◆ Records to use:
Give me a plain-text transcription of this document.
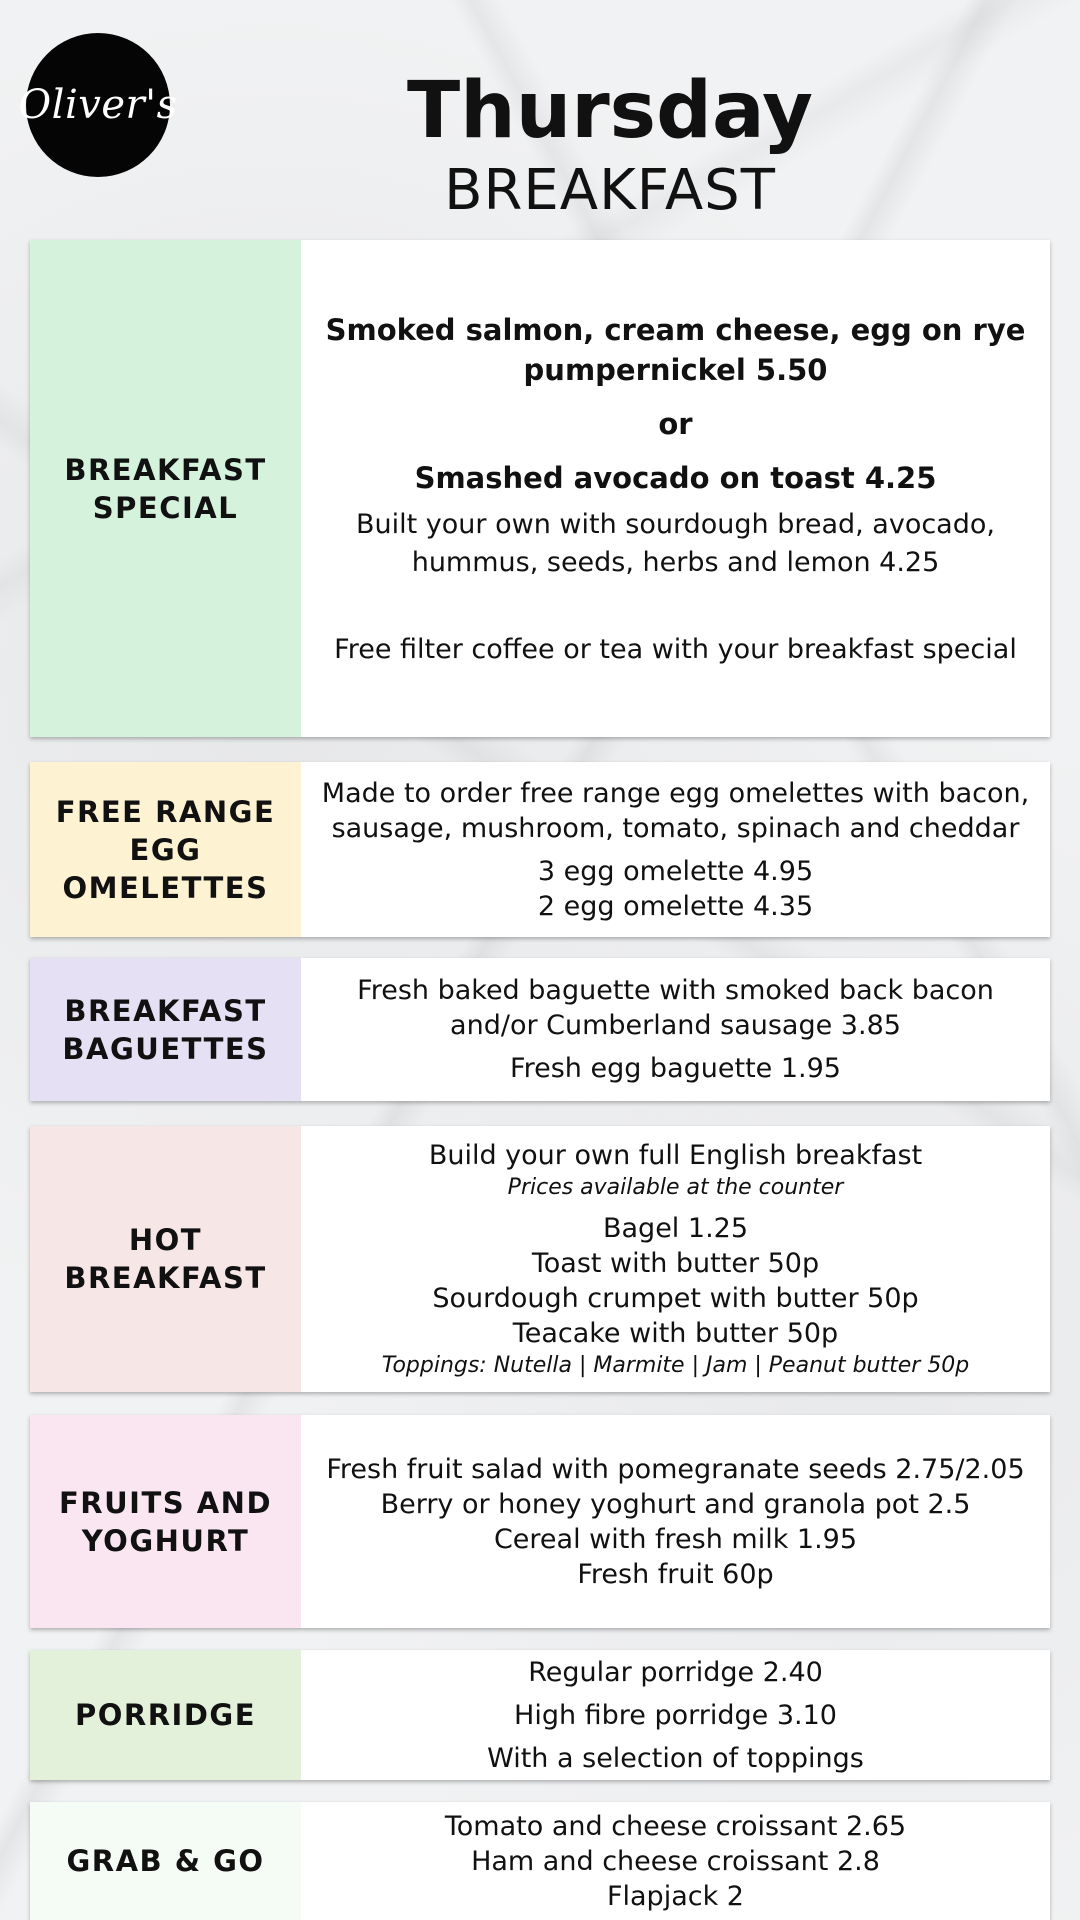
Oliver's	Thursday
BREAKFAST
BREAKFAST
SPECIAL
Smoked salmon, cream cheese, egg on rye pumpernickel 5.50
or
Smashed avocado on toast 4.25
Built your own with sourdough bread, avocado, hummus, seeds, herbs and lemon 4.25
Free filter coffee or tea with your breakfast special
FREE RANGE
EGG
OMELETTES
Made to order free range egg omelettes with bacon, sausage, mushroom, tomato, spinach and cheddar
3 egg omelette 4.95
2 egg omelette 4.35
BREAKFAST
BAGUETTES
Fresh baked baguette with smoked back bacon and/or Cumberland sausage 3.85
Fresh egg baguette 1.95
HOT
BREAKFAST
Build your own full English breakfast
Prices available at the counter
Bagel 1.25
Toast with butter 50p
Sourdough crumpet with butter 50p
Teacake with butter 50p
Toppings: Nutella | Marmite | Jam | Peanut butter 50p
FRUITS AND
YOGHURT
Fresh fruit salad with pomegranate seeds 2.75/2.05
Berry or honey yoghurt and granola pot 2.5
Cereal with fresh milk 1.95
Fresh fruit 60p
PORRIDGE
Regular porridge 2.40
High fibre porridge 3.10
With a selection of toppings
GRAB & GO
Tomato and cheese croissant 2.65
Ham and cheese croissant 2.8
Flapjack 2
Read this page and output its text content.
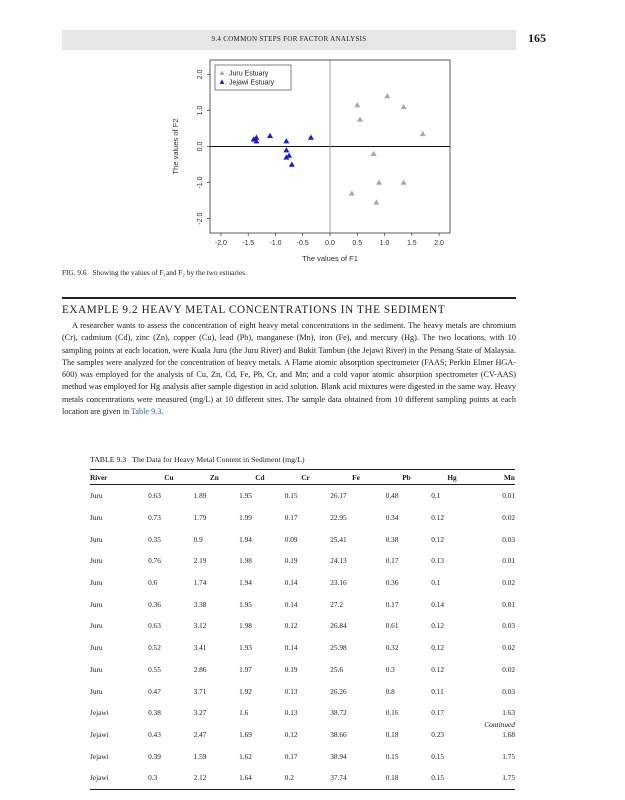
9.4 COMMON STEPS FOR FACTOR ANALYSIS	165
-2.0 -1.5 -1.0 -0.5 0.0	0.5	1.0	1.5	2.0
-2.0
-1.0
0.0
1.0
2.0
The values of F1
The values of F2
Juru Estuary
Jejawi Estuary
FIG. 9.6 Showing the values of F₁and F₂ by the two estuaries.
EXAMPLE 9.2 HEAVY METAL CONCENTRATIONS IN THE SEDIMENT

A researcher wants to assess the concentration of eight heavy metal concentrations in the sediment. The heavy metals are chromium (Cr), cadmium (Cd), zinc (Zn), copper (Cu), lead (Pb), manganese (Mn), iron (Fe), and mercury (Hg). The two locations, with 10 sampling points at each location, were Kuala Juru (the Juru River) and Bukit Tambun (the Jejawi River) in the Penang State of Malaysia. The samples were analyzed for the concentration of heavy metals. A Flame atomic absorption spectrometer (FAAS; Perkin Elmer HGA-600) was employed for the analysis of Cu, Zn, Cd, Fe, Pb, Cr, and Mn; and a cold vapor atomic absorption spectrometer (CV-AAS) method was employed for Hg analysis after sample digestion in acid solution. Blank acid mixtures were digested in the same way. Heavy metals concentrations were measured (mg/L) at 10 different sites. The sample data obtained from 10 different sampling points at each location are given in Table 9.3.

TABLE 9.3 The Data for Heavy Metal Content in Sediment (mg/L)
River	Cu	Zn	Cd	Cr	Fe	Pb	Hg	Mn
Juru	0.63	1.89	1.95	0.15	26.17	0.48	0.1	0.01
Juru	0.73	1.79	1.99	0.17	22.95	0.34	0.12	0.02
Juru	0.35	0.9	1.94	0.09	25.41	0.38	0.12	0.03
Juru	0.76	2.19	1.98	0.19	24.13	0.17	0.13	0.01
Juru	0.6	1.74	1.94	0.14	23.16	0.36	0.1	0.02
Juru	0.36	3.38	1.95	0.14	27.2	0.17	0.14	0.01
Juru	0.63	3.12	1.98	0.12	26.84	0.61	0.12	0.03
Juru	0.52	3.41	1.93	0.14	25.98	0.32	0.12	0.02
Juru	0.55	2.86	1.97	0.19	25.6	0.3	0.12	0.02
Juru	0.47	3.71	1.92	0.13	26.26	0.8	0.11	0.03
Jejawi	0.38	3.27	1.6	0.13	38.72	0.16	0.17	1.63
Jejawi	0.43	2.47	1.69	0.12	38.66	0.18	0.23	1.68
Jejawi	0.39	1.59	1.62	0.17	38.94	0.15	0.15	1.75
Jejawi	0.3	2.12	1.64	0.2	37.74	0.18	0.15	1.75
Continued
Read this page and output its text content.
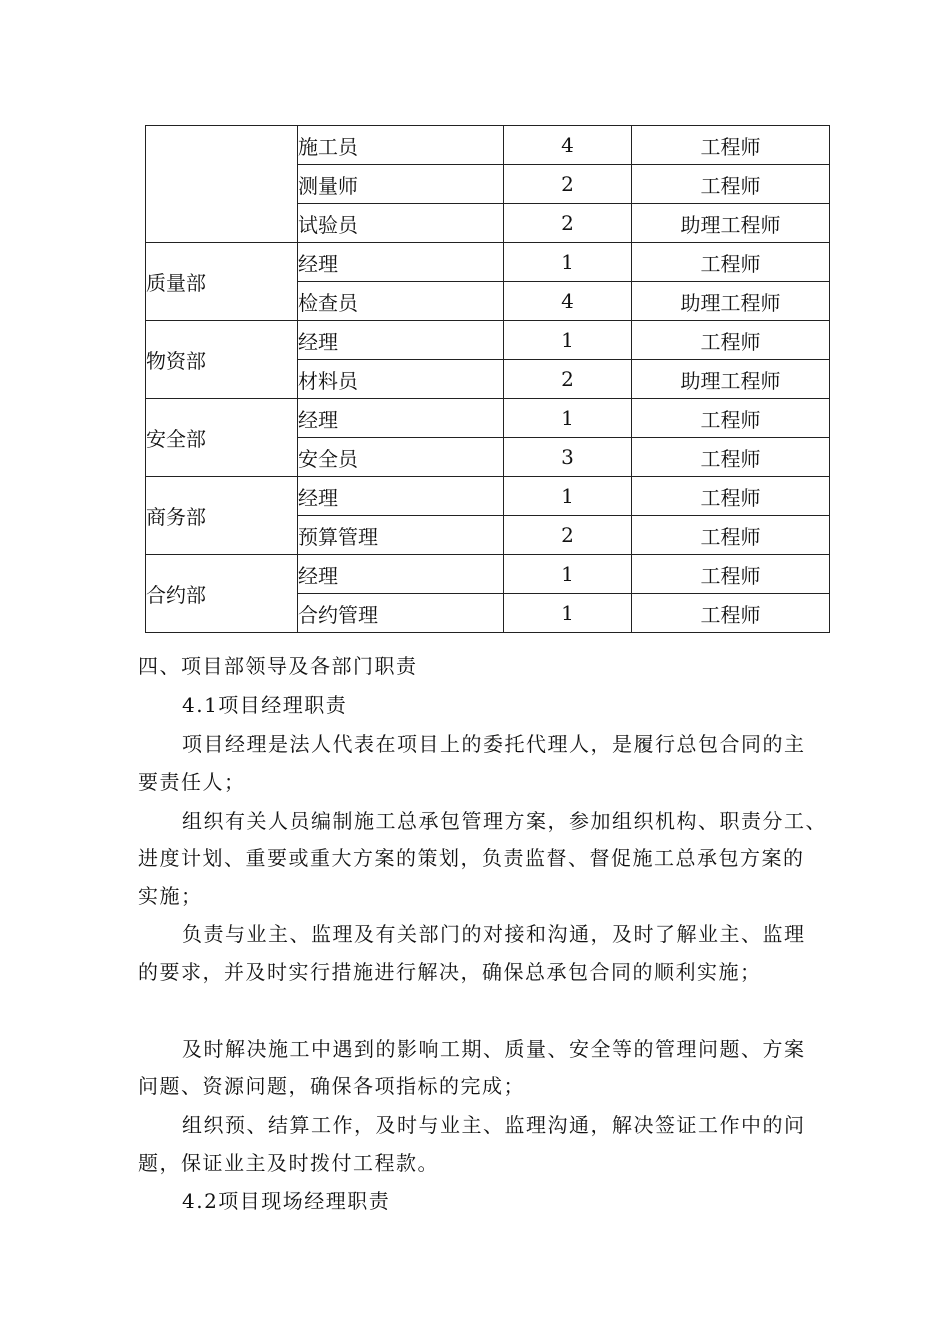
	施工员	4	工程师
	测量师	2	工程师
	试验员	2	助理工程师
质量部	经理	1	工程师
	检查员	4	助理工程师
物资部	经理	1	工程师
	材料员	2	助理工程师
安全部	经理	1	工程师
	安全员	3	工程师
商务部	经理	1	工程师
	预算管理	2	工程师
合约部	经理	1	工程师
	合约管理	1	工程师
四、项目部领导及各部门职责
4.1项目经理职责
项目经理是法人代表在项目上的委托代理人，是履行总包合同的主
要责任人；
组织有关人员编制施工总承包管理方案，参加组织机构、职责分工、
进度计划、重要或重大方案的策划，负责监督、督促施工总承包方案的
实施；
负责与业主、监理及有关部门的对接和沟通，及时了解业主、监理
的要求，并及时实行措施进行解决，确保总承包合同的顺利实施；
及时解决施工中遇到的影响工期、质量、安全等的管理问题、方案
问题、资源问题，确保各项指标的完成；
组织预、结算工作，及时与业主、监理沟通，解决签证工作中的问
题，保证业主及时拨付工程款。
4.2项目现场经理职责
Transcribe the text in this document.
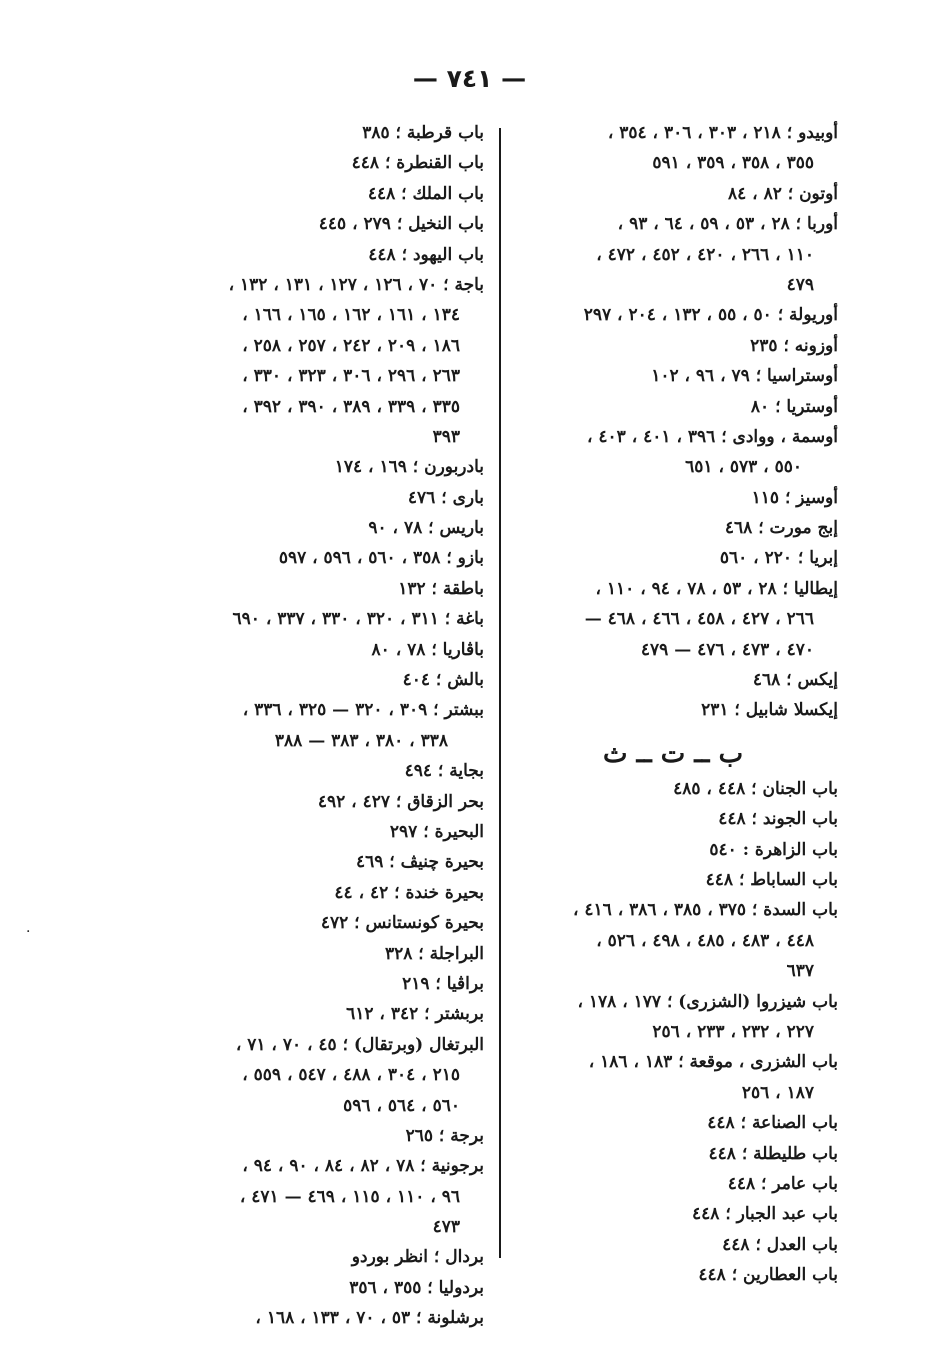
— ٧٤١ —
أوبيدو ؛ ٢١٨ ، ٣٠٣ ، ٣٠٦ ، ٣٥٤ ،
٣٥٥ ، ٣٥٨ ، ٣٥٩ ، ٥٩١
أوتون ؛ ٨٢ ، ٨٤
أوربا ؛ ٢٨ ، ٥٣ ، ٥٩ ، ٦٤ ، ٩٣ ،
١١٠ ، ٢٦٦ ، ٤٢٠ ، ٤٥٢ ، ٤٧٢ ،
٤٧٩
أوريولة ؛ ٥٠ ، ٥٥ ، ١٣٢ ، ٢٠٤ ، ٢٩٧
أوزونه ؛ ٢٣٥
أوستراسيا ؛ ٧٩ ، ٩٦ ، ١٠٢
أوستريا ؛ ٨٠
أوسمة ، ووادى ؛ ٣٩٦ ، ٤٠١ ، ٤٠٣ ،
٥٥٠ ، ٥٧٣ ، ٦٥١
أوسيز ؛ ١١٥
إبج مورت ؛ ٤٦٨
إبريا ؛ ٢٢٠ ، ٥٦٠
إيطاليا ؛ ٢٨ ، ٥٣ ، ٧٨ ، ٩٤ ، ١١٠ ،
٢٦٦ ، ٤٢٧ ، ٤٥٨ ، ٤٦٦ ، ٤٦٨ —
٤٧٠ ، ٤٧٣ ، ٤٧٦ — ٤٧٩
إيكس ؛ ٤٦٨
إيكسلا شابيل ؛ ٢٣١
ب ــ ت ــ ث
باب الجنان ؛ ٤٤٨ ، ٤٨٥
باب الجوند ؛ ٤٤٨
باب الزاهرة : ٥٤٠
باب الساباط ؛ ٤٤٨
باب السدة ؛ ٣٧٥ ، ٣٨٥ ، ٣٨٦ ، ٤١٦ ،
٤٤٨ ، ٤٨٣ ، ٤٨٥ ، ٤٩٨ ، ٥٢٦ ،
٦٣٧
باب شيزروا (الشزرى) ؛ ١٧٧ ، ١٧٨ ،
٢٢٧ ، ٢٣٢ ، ٢٣٣ ، ٢٥٦
باب الشزرى ، موقعة ؛ ١٨٣ ، ١٨٦ ،
١٨٧ ، ٢٥٦
باب الصناعة ؛ ٤٤٨
باب طليطلة ؛ ٤٤٨
باب عامر ؛ ٤٤٨
باب عبد الجبار ؛ ٤٤٨
باب العدل ؛ ٤٤٨
باب العطارين ؛ ٤٤٨
باب قرطبة ؛ ٣٨٥
باب القنطرة ؛ ٤٤٨
باب الملك ؛ ٤٤٨
باب النخيل ؛ ٢٧٩ ، ٤٤٥
باب اليهود ؛ ٤٤٨
باجة ؛ ٧٠ ، ١٢٦ ، ١٢٧ ، ١٣١ ، ١٣٢ ،
١٣٤ ، ١٦١ ، ١٦٢ ، ١٦٥ ، ١٦٦ ،
١٨٦ ، ٢٠٩ ، ٢٤٢ ، ٢٥٧ ، ٢٥٨ ،
٢٦٣ ، ٢٩٦ ، ٣٠٦ ، ٣٢٣ ، ٣٣٠ ،
٣٣٥ ، ٣٣٩ ، ٣٨٩ ، ٣٩٠ ، ٣٩٢ ،
٣٩٣
بادربورن ؛ ١٦٩ ، ١٧٤
بارى ؛ ٤٧٦
باريس ؛ ٧٨ ، ٩٠
بازو ؛ ٣٥٨ ، ٥٦٠ ، ٥٩٦ ، ٥٩٧
باطقة ؛ ١٣٢
باغة ؛ ٣١١ ، ٣٢٠ ، ٣٣٠ ، ٣٣٧ ، ٦٩٠
باڤاريا ؛ ٧٨ ، ٨٠
بالش ؛ ٤٠٤
ببشتر ؛ ٣٠٩ ، ٣٢٠ — ٣٢٥ ، ٣٣٦ ،
٣٣٨ ، ٣٨٠ ، ٣٨٣ — ٣٨٨
بجاية ؛ ٤٩٤
بحر الزقاق ؛ ٤٢٧ ، ٤٩٢
البحيرة ؛ ٢٩٧
بحيرة چنيڤ ؛ ٤٦٩
بحيرة خندة ؛ ٤٢ ، ٤٤
بحيرة كونستانس ؛ ٤٧٢
البراجلة ؛ ٣٢٨
براڤيا ؛ ٢١٩
بربشتر ؛ ٣٤٢ ، ٦١٢
البرتغال (وبرتقال) ؛ ٤٥ ، ٧٠ ، ٧١ ،
٢١٥ ، ٣٠٤ ، ٤٨٨ ، ٥٤٧ ، ٥٥٩ ،
٥٦٠ ، ٥٦٤ ، ٥٩٦
برجة ؛ ٢٦٥
برجونية ؛ ٧٨ ، ٨٢ ، ٨٤ ، ٩٠ ، ٩٤ ،
٩٦ ، ١١٠ ، ١١٥ ، ٤٦٩ — ٤٧١ ،
٤٧٣
بردال ؛ انظر بوردو
بردوليا ؛ ٣٥٥ ، ٣٥٦
برشلونة ؛ ٥٣ ، ٧٠ ، ١٣٣ ، ١٦٨ ،
·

◆ Do this: Filter the entries down to the lines containing "croissant". Copy each of those lines.

◆ Written solution:
Tomato and cheese croissant 2.65
Ham and cheese croissant 2.8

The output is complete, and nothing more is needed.